## DATA EXTRACT
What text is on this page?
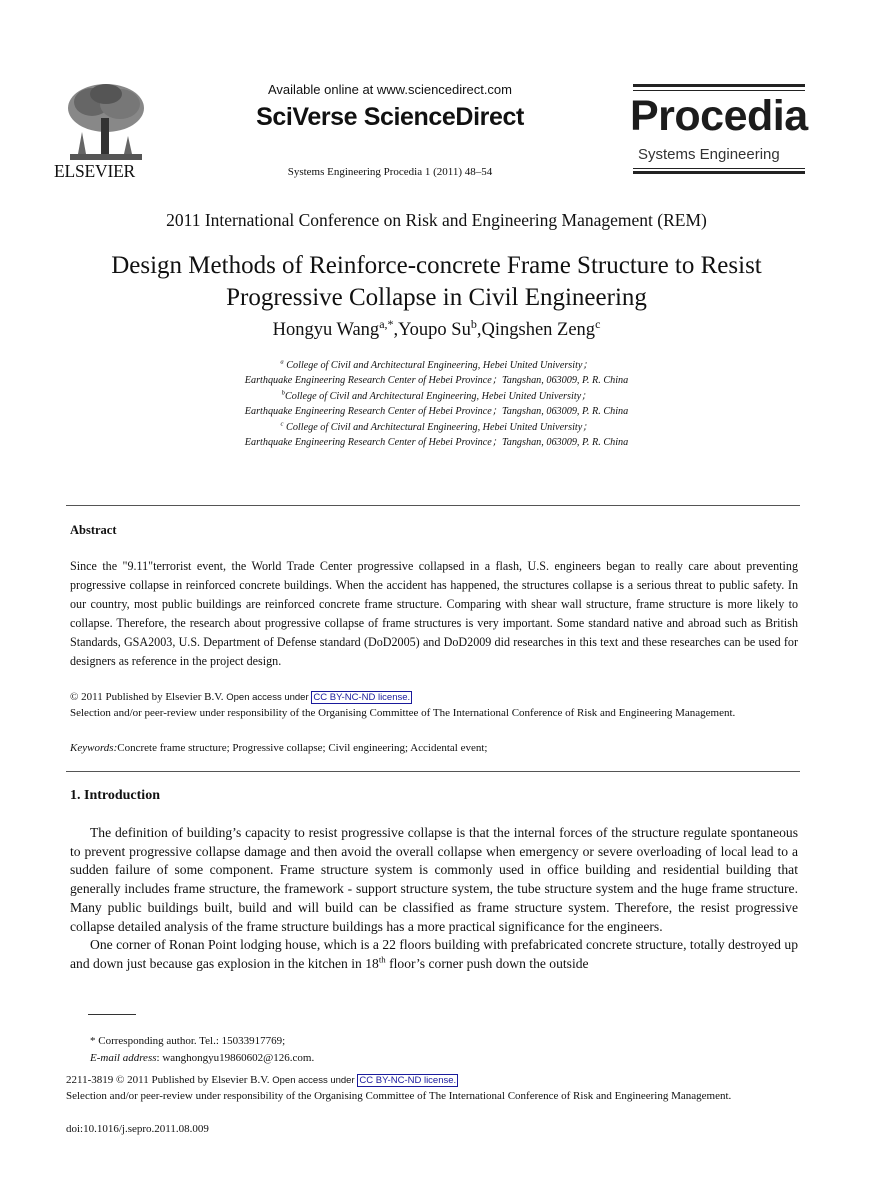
ELSEVIER
Available online at www.sciencedirect.com
SciVerse ScienceDirect
Systems Engineering Procedia 1 (2011) 48–54
Procedia
Systems Engineering
2011 International Conference on Risk and Engineering Management (REM)
Design Methods of Reinforce-concrete Frame Structure to Resist
Progressive Collapse in Civil Engineering
Hongyu Wang$^{a,*}$,Youpo Su$^b$,Qingshen Zeng$^c$
$^a$ College of Civil and Architectural Engineering, Hebei United University；
Earthquake Engineering Research Center of Hebei Province；Tangshan, 063009, P. R. China
$^b$College of Civil and Architectural Engineering, Hebei United University；
Earthquake Engineering Research Center of Hebei Province；Tangshan, 063009, P. R. China
$^c$ College of Civil and Architectural Engineering, Hebei United University；
Earthquake Engineering Research Center of Hebei Province；Tangshan, 063009, P. R. China
Abstract
Since the "9.11"terrorist event, the World Trade Center progressive collapsed in a flash, U.S. engineers began to really care about preventing progressive collapse in reinforced concrete buildings. When the accident has happened, the structures collapse is a serious threat to public safety. In our country, most public buildings are reinforced concrete frame structure. Comparing with shear wall structure, frame structure is more likely to collapse. Therefore, the research about progressive collapse of frame structures is very important. Some standard native and abroad such as British Standards, GSA2003, U.S. Department of Defense standard (DoD2005) and DoD2009 did researches in this text and these researches can be used for designers as reference in the project design.
© 2011 Published by Elsevier B.V. Open access under CC BY-NC-ND license.
Selection and/or peer-review under responsibility of the Organising Committee of The International Conference of Risk and Engineering Management.
Keywords:Concrete frame structure; Progressive collapse; Civil engineering; Accidental event;
1. Introduction

The definition of building’s capacity to resist progressive collapse is that the internal forces of the structure regulate spontaneous to prevent progressive collapse damage and then avoid the overall collapse when emergency or severe overloading of local lead to a sudden failure of some component. Frame structure system is commonly used in office building and residential building that generally includes frame structure, the framework - support structure system, the tube structure system and the huge frame structure. Many public buildings built, build and will build can be classified as frame structure system. Therefore, the resist progressive collapse detailed analysis of the frame structure buildings has a more practical significance for the engineers.

One corner of Ronan Point lodging house, which is a 22 floors building with prefabricated concrete structure, totally destroyed up and down just because gas explosion in the kitchen in 18th floor’s corner push down the outside

* Corresponding author. Tel.: 15033917769;
E-mail address: wanghongyu19860602@126.com.
2211-3819 © 2011 Published by Elsevier B.V. Open access under CC BY-NC-ND license.
Selection and/or peer-review under responsibility of the Organising Committee of The International Conference of Risk and Engineering Management.
doi:10.1016/j.sepro.2011.08.009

## DIRECTIONS FOR THIS TASK
All of the entries above should be copied exactly, except for the pictures.

## RESULT OF THE TASK
What text is on this page?
ELSEVIER
Available online at www.sciencedirect.com
SciVerse ScienceDirect
Systems Engineering Procedia 1 (2011) 48–54
Procedia
Systems Engineering
2011 International Conference on Risk and Engineering Management (REM)
Design Methods of Reinforce-concrete Frame Structure to Resist
Progressive Collapse in Civil Engineering
Hongyu Wang$^{a,*}$,Youpo Su$^b$,Qingshen Zeng$^c$
$^a$ College of Civil and Architectural Engineering, Hebei United University；
Earthquake Engineering Research Center of Hebei Province；Tangshan, 063009, P. R. China
$^b$College of Civil and Architectural Engineering, Hebei United University；
Earthquake Engineering Research Center of Hebei Province；Tangshan, 063009, P. R. China
$^c$ College of Civil and Architectural Engineering, Hebei United University；
Earthquake Engineering Research Center of Hebei Province；Tangshan, 063009, P. R. China
Abstract
Since the "9.11"terrorist event, the World Trade Center progressive collapsed in a flash, U.S. engineers began to really care about preventing progressive collapse in reinforced concrete buildings. When the accident has happened, the structures collapse is a serious threat to public safety. In our country, most public buildings are reinforced concrete frame structure. Comparing with shear wall structure, frame structure is more likely to collapse. Therefore, the research about progressive collapse of frame structures is very important. Some standard native and abroad such as British Standards, GSA2003, U.S. Department of Defense standard (DoD2005) and DoD2009 did researches in this text and these researches can be used for designers as reference in the project design.
© 2011 Published by Elsevier B.V. Open access under CC BY-NC-ND license.
Selection and/or peer-review under responsibility of the Organising Committee of The International Conference of Risk and Engineering Management.
Keywords:Concrete frame structure; Progressive collapse; Civil engineering; Accidental event;
1. Introduction

The definition of building’s capacity to resist progressive collapse is that the internal forces of the structure regulate spontaneous to prevent progressive collapse damage and then avoid the overall collapse when emergency or severe overloading of local lead to a sudden failure of some component. Frame structure system is commonly used in office building and residential building that generally includes frame structure, the framework - support structure system, the tube structure system and the huge frame structure. Many public buildings built, build and will build can be classified as frame structure system. Therefore, the resist progressive collapse detailed analysis of the frame structure buildings has a more practical significance for the engineers.

One corner of Ronan Point lodging house, which is a 22 floors building with prefabricated concrete structure, totally destroyed up and down just because gas explosion in the kitchen in 18th floor’s corner push down the outside

* Corresponding author. Tel.: 15033917769;
E-mail address: wanghongyu19860602@126.com.
2211-3819 © 2011 Published by Elsevier B.V. Open access under CC BY-NC-ND license.
Selection and/or peer-review under responsibility of the Organising Committee of The International Conference of Risk and Engineering Management.
doi:10.1016/j.sepro.2011.08.009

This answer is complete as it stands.